# DOCUMENT PASSAGE
= Beginning of Section =

Consolidation of power

Encouraged by winning Chișinău, a city that had never been run by a communist or socialist in almost 30 years, Dodon and his people began attacking Sandu and demanded change in the government with more ministerial posts for them. They blocked procedures on naming a new general prosecutor. In response Sandu proposed a law that would allow her to name the new general prosecutor. However an ad hoc coalition of Socialists and Democrats in parliament passed a motion of no confidence in the government and Sandu was forced to resign. The next government was installed shortly afterwards with the prime minister post handed to Ion Chicu, a former finance minister from the Filip government and who was also close to Dodon. A majority of the new ministers were appointed from the ranks of the advisors of the president. Dodon wanted to make it clear that this is his government.

For the first time since being elected president, Dodan is enjoying the taste of real power. However, while the Socialists control most of the country, the fate of the government still depends on the Democratic party in parliament which supports the Chicu cabinet in an unofficial coalition with the Socialists. Should they decide to topple the government in an alliance with the opposition, no one could stop them. This is why Dodon is working on ways to formalise the coalition, especially in anticipation of the next presidential election in November this year. Should the second round be Dodon vs Sandu, a Dodon victory is not guaranteed. This is why he is especially interested in influencing the social policies of the government in order to satisfy certain sections of the public that would vote for him, namely, older voters and pensioners. Dodon has also sought financial assistance from Moscow, requesting a credit of 300 million US dollars for strategic investments, but it cannot be said if and when this credit will be received since the Russian side insists on market conditions for the loan, while Dodon is requesting preferential treatment.

= End of Section =

# ABOUT THIS TASK
Continue the passage on Dodon's consolidation of power in Moldova from the end of its last paragraph.

# RECORDED DATA
= Beginning of Section =

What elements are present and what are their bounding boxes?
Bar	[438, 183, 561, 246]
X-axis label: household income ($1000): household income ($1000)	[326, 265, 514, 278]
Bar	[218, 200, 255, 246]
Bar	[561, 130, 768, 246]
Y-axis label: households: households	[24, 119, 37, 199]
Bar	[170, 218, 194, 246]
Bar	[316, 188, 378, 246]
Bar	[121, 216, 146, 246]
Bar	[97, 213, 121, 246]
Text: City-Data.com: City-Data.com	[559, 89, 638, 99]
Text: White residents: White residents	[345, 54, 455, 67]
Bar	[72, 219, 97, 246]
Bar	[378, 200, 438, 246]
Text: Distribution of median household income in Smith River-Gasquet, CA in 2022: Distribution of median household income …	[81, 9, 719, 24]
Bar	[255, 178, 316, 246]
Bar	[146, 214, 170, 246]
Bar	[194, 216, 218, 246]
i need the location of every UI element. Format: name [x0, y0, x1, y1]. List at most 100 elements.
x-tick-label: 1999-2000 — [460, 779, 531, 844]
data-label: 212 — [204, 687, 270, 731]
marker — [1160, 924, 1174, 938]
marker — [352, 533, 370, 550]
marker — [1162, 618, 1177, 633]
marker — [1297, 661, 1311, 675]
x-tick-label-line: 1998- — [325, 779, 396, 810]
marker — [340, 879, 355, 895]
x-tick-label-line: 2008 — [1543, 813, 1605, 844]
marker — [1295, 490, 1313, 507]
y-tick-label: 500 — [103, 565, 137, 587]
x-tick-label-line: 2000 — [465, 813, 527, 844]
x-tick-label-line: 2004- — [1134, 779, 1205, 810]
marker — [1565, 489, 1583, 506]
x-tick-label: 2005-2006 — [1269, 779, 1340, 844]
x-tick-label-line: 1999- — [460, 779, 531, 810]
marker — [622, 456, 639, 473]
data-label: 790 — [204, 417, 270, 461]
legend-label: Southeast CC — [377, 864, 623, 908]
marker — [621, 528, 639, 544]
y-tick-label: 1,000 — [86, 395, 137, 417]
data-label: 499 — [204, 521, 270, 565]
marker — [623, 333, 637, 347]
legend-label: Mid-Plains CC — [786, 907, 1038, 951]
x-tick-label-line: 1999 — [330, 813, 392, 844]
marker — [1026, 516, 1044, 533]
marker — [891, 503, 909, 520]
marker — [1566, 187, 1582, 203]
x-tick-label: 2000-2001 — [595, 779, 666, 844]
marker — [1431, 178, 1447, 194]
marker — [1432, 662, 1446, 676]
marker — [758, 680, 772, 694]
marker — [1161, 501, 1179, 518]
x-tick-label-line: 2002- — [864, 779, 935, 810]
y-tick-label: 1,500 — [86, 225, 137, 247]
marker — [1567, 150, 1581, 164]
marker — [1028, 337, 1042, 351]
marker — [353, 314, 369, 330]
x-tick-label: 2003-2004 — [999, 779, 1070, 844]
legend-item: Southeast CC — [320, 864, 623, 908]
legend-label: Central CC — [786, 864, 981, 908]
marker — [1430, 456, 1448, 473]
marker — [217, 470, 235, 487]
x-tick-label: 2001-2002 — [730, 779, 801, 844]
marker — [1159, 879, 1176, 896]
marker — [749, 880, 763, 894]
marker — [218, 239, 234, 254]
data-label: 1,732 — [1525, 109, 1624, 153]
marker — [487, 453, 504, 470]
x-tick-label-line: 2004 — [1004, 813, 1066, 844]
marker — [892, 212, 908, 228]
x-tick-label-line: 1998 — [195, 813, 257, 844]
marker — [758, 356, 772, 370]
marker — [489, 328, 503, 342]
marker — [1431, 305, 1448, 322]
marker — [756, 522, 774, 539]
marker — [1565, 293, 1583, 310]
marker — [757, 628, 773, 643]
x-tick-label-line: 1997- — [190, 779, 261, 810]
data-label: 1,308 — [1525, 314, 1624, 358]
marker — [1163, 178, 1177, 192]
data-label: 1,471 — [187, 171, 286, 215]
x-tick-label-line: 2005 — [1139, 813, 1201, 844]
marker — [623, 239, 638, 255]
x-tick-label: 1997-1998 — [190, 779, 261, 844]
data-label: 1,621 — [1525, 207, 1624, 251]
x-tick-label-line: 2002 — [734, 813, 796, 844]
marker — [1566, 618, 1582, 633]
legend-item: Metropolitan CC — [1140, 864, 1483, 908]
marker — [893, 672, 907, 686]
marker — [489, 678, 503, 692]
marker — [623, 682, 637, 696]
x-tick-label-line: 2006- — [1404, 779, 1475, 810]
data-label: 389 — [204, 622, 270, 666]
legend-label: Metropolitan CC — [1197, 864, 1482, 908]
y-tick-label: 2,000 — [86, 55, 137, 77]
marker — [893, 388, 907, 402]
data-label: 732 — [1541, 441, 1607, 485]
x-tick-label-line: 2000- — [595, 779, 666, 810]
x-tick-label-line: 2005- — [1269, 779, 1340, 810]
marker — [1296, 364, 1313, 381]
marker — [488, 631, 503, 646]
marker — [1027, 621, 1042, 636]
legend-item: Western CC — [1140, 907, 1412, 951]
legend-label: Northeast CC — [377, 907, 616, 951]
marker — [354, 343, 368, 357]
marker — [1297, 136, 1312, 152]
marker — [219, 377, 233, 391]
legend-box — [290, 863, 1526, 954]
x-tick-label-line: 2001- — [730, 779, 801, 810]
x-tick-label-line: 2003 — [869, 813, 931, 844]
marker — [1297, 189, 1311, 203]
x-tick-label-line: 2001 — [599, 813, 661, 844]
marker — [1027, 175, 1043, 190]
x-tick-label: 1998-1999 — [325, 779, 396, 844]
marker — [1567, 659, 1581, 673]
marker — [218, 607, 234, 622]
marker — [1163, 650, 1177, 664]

= End of Section =

# RESPONSE TO THIS EXERCISE
The relationship of the Chicu government with the EU remains uncertain. The ousting of the Sandu government was received negatively in Europe. Moreover, as the Social Democratic Party lost power in Romania, the new liberal government of Ludovic Orban has shown distrust towards the authorities in Moldova. Therefore expectations for any significant improvement in relations with the EU are low.

Full takeover

For now, what can be said is that although the Socialists have control over most state institutions, including law enforcement, Moldova is still experiencing a period of instability which dates back to 2014. The institutions remain weak and are influenced by politicians. Their autonomy is on paper only, justice is highly politicised and the economy is in poor shape. There is no stability and predictability concerning the rules of the game that is being played; everything can change overnight according to the wishes of those in charge. The country requires external financing to make ends meet with its own budget, giving the huge deficit it has to finance.

Commentators often describe Moldova as a “captured state” – where the institutions have been put to the service of certain people rather than the public interest. This has been the case for the past number of years, even when the faces in government have changed. Dodon seeks the same kind of power that Plahotniuc enjoyed, and he is preparing a full takeover if he wins the November election. If that happens, Dodon will have the ability to transform Moldova into a political satellite of Russia, with dire consequences for Ukraine and the stability of the entire region.

Dan Nicu is a political analyst and columnist with the Timpul newspaper in Moldova. He participated in the Lane Kirkland Scholarship Program in 2019–2020.